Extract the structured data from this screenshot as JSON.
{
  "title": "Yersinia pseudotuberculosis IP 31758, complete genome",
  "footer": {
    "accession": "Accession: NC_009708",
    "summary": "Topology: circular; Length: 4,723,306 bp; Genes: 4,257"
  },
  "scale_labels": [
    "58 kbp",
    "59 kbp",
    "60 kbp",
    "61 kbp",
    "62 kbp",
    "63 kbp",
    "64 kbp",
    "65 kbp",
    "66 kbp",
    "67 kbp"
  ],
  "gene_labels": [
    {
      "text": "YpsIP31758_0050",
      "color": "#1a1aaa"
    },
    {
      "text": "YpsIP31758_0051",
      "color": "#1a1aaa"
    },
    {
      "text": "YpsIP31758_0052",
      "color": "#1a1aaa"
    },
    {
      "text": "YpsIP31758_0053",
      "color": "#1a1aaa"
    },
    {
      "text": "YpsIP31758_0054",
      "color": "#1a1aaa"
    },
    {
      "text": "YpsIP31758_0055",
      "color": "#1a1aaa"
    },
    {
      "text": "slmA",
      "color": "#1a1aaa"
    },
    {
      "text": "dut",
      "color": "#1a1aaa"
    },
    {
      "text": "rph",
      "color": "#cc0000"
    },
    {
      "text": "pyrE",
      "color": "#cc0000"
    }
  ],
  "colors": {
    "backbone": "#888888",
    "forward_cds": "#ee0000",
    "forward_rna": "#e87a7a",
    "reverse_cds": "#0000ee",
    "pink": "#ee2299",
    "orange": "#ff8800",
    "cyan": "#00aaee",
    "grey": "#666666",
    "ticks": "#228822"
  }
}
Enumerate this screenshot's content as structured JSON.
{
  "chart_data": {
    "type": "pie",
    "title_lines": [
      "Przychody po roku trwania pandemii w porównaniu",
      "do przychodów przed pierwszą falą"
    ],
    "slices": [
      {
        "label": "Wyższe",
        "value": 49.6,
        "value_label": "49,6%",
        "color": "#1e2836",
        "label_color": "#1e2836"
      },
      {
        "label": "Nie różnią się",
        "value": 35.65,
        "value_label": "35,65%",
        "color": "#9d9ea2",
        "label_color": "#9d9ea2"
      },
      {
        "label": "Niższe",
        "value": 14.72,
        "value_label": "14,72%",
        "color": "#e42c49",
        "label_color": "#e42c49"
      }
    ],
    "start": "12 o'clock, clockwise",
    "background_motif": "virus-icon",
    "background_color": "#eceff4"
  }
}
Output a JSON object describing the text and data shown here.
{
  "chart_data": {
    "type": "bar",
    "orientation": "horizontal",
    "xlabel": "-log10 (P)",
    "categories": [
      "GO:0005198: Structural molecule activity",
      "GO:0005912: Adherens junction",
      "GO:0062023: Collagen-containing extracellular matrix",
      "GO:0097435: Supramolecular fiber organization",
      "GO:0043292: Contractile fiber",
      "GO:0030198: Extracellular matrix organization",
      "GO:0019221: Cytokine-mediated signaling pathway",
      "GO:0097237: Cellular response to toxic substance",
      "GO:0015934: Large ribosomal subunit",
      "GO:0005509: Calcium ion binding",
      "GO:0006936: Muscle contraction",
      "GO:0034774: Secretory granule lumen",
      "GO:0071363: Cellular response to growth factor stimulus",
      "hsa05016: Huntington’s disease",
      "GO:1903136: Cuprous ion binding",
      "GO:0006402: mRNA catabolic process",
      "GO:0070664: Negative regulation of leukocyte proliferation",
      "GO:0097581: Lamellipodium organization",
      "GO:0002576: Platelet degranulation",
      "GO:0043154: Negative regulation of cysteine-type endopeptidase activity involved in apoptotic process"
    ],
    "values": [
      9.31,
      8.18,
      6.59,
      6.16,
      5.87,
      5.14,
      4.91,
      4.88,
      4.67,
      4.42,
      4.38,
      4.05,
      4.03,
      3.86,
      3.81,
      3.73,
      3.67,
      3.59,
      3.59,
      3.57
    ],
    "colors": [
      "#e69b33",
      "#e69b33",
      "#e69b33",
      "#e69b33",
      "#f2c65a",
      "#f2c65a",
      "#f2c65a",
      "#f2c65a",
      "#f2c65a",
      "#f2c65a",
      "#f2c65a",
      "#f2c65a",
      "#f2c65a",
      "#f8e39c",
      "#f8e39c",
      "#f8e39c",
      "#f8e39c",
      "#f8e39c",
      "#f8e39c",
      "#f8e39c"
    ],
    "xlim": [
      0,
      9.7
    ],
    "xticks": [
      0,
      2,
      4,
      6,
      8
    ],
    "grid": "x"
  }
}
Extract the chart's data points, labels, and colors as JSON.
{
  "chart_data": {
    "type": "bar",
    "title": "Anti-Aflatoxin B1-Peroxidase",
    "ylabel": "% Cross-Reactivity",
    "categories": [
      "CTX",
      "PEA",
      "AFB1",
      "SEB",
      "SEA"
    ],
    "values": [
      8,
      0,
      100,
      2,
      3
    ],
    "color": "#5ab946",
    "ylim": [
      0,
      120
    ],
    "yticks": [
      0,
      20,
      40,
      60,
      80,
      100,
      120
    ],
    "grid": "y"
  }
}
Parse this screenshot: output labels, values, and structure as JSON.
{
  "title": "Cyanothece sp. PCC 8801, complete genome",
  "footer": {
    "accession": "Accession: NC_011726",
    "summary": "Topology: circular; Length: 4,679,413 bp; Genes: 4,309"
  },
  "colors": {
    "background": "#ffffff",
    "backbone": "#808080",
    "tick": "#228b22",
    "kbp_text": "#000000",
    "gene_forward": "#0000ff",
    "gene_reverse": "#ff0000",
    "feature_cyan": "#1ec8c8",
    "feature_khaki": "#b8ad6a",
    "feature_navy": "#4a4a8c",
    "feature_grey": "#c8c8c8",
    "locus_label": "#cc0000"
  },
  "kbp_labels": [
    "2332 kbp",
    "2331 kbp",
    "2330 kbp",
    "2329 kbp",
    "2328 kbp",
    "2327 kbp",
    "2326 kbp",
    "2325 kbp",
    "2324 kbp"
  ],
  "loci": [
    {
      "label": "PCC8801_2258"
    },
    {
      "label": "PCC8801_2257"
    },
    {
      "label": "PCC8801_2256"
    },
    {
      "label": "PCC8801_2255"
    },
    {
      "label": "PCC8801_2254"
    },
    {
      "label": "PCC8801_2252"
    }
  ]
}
----------------------------------------
Assignment
Count the lines in the entries above where the string "colors" shows up, and give that number only.

Result below
4